▸ DIRECTIONS
Only a number is wanted: how many lines in the records below contain "grid"?

++++ INPUT DATA ++++

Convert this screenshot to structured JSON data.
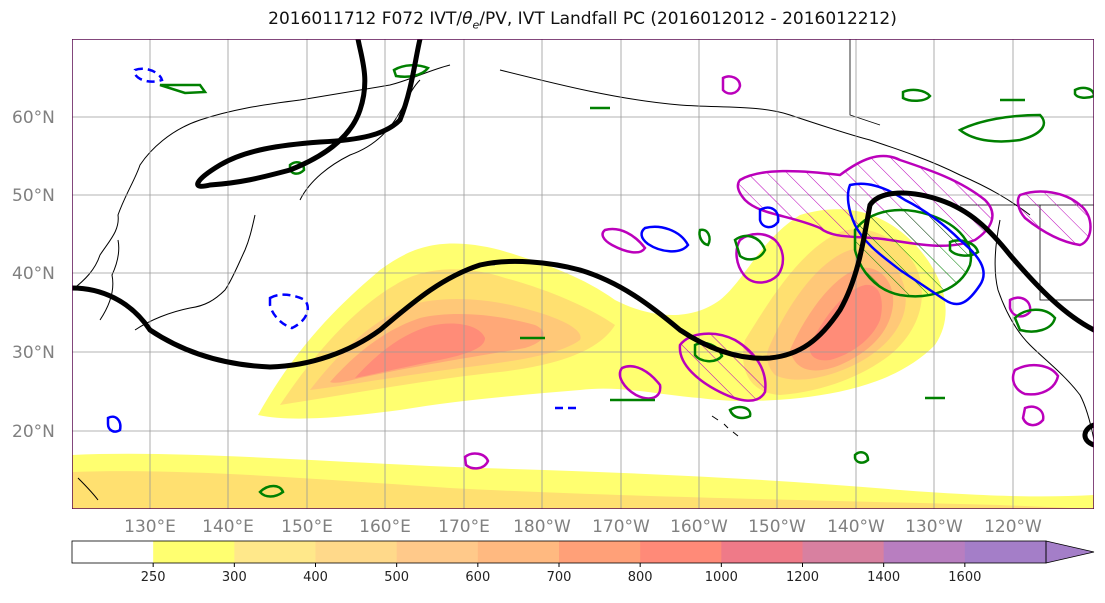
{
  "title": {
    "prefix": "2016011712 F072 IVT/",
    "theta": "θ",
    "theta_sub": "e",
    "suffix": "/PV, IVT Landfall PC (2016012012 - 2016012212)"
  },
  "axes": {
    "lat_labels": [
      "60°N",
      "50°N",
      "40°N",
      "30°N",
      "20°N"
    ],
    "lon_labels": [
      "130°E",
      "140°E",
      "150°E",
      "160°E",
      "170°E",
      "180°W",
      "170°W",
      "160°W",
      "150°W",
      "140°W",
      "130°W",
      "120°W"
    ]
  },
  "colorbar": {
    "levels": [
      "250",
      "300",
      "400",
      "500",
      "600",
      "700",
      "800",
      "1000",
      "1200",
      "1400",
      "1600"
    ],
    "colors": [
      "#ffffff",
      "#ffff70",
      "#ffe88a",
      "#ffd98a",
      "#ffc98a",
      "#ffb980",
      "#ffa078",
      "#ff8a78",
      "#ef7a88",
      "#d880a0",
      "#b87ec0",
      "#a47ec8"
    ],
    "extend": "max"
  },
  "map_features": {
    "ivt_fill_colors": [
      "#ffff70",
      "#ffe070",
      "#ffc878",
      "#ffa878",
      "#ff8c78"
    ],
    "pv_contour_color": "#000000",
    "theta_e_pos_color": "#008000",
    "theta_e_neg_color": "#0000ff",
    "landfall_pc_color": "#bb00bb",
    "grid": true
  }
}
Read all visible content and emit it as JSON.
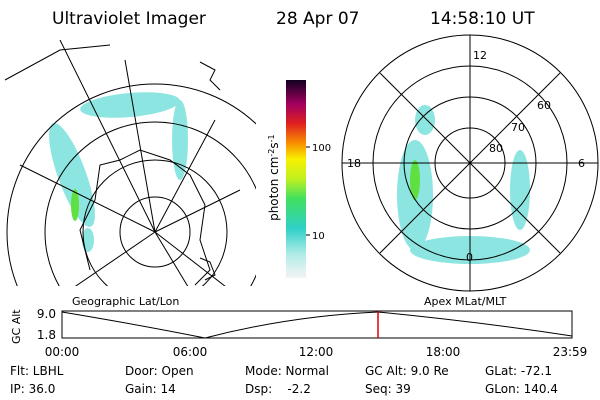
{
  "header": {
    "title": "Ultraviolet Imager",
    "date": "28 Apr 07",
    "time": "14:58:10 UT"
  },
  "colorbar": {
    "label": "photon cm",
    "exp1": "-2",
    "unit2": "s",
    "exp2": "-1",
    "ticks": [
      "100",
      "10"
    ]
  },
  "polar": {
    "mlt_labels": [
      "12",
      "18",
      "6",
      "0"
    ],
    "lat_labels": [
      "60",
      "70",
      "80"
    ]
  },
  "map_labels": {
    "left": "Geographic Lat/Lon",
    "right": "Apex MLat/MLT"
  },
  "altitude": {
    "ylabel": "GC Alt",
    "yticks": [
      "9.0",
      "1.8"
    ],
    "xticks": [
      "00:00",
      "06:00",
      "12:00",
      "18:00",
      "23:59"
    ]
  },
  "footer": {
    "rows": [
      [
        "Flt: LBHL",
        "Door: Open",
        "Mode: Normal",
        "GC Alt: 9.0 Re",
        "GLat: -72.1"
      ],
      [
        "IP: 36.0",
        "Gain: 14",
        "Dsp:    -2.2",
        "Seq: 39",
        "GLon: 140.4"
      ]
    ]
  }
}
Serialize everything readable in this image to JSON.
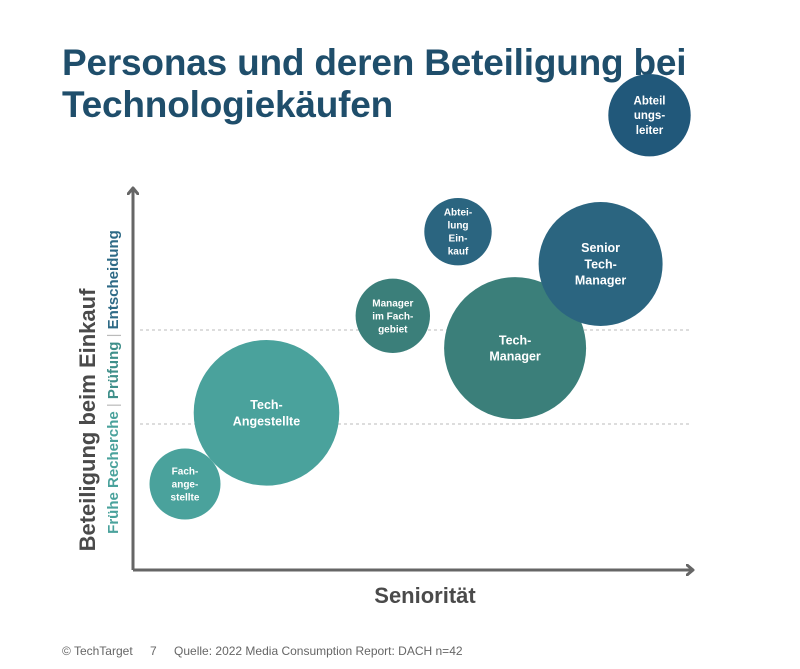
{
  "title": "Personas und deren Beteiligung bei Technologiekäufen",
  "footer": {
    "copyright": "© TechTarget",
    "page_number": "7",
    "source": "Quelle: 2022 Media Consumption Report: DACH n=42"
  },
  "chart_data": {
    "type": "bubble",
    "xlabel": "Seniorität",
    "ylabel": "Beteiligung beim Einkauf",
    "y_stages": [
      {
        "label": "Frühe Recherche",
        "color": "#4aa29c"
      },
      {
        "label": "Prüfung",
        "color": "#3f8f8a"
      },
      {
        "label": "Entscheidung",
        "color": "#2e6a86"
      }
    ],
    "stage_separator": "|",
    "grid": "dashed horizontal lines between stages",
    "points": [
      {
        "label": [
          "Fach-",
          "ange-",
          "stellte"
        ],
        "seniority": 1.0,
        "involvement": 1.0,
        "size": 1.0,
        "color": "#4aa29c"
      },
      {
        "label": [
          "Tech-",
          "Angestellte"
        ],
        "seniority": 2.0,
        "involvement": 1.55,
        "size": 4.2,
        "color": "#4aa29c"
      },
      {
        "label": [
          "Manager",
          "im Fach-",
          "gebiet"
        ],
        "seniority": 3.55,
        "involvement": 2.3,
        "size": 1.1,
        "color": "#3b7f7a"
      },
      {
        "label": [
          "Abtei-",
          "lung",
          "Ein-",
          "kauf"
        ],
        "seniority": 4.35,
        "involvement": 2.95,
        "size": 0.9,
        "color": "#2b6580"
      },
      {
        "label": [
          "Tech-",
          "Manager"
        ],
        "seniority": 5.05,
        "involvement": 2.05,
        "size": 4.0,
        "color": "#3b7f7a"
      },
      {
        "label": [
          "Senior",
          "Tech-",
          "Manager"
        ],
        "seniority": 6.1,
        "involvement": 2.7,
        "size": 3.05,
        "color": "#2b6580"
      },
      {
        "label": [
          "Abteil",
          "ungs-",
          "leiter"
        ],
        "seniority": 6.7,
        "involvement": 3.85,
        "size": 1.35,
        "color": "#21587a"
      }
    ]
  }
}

++++

▸ EXERCISE RESULT
2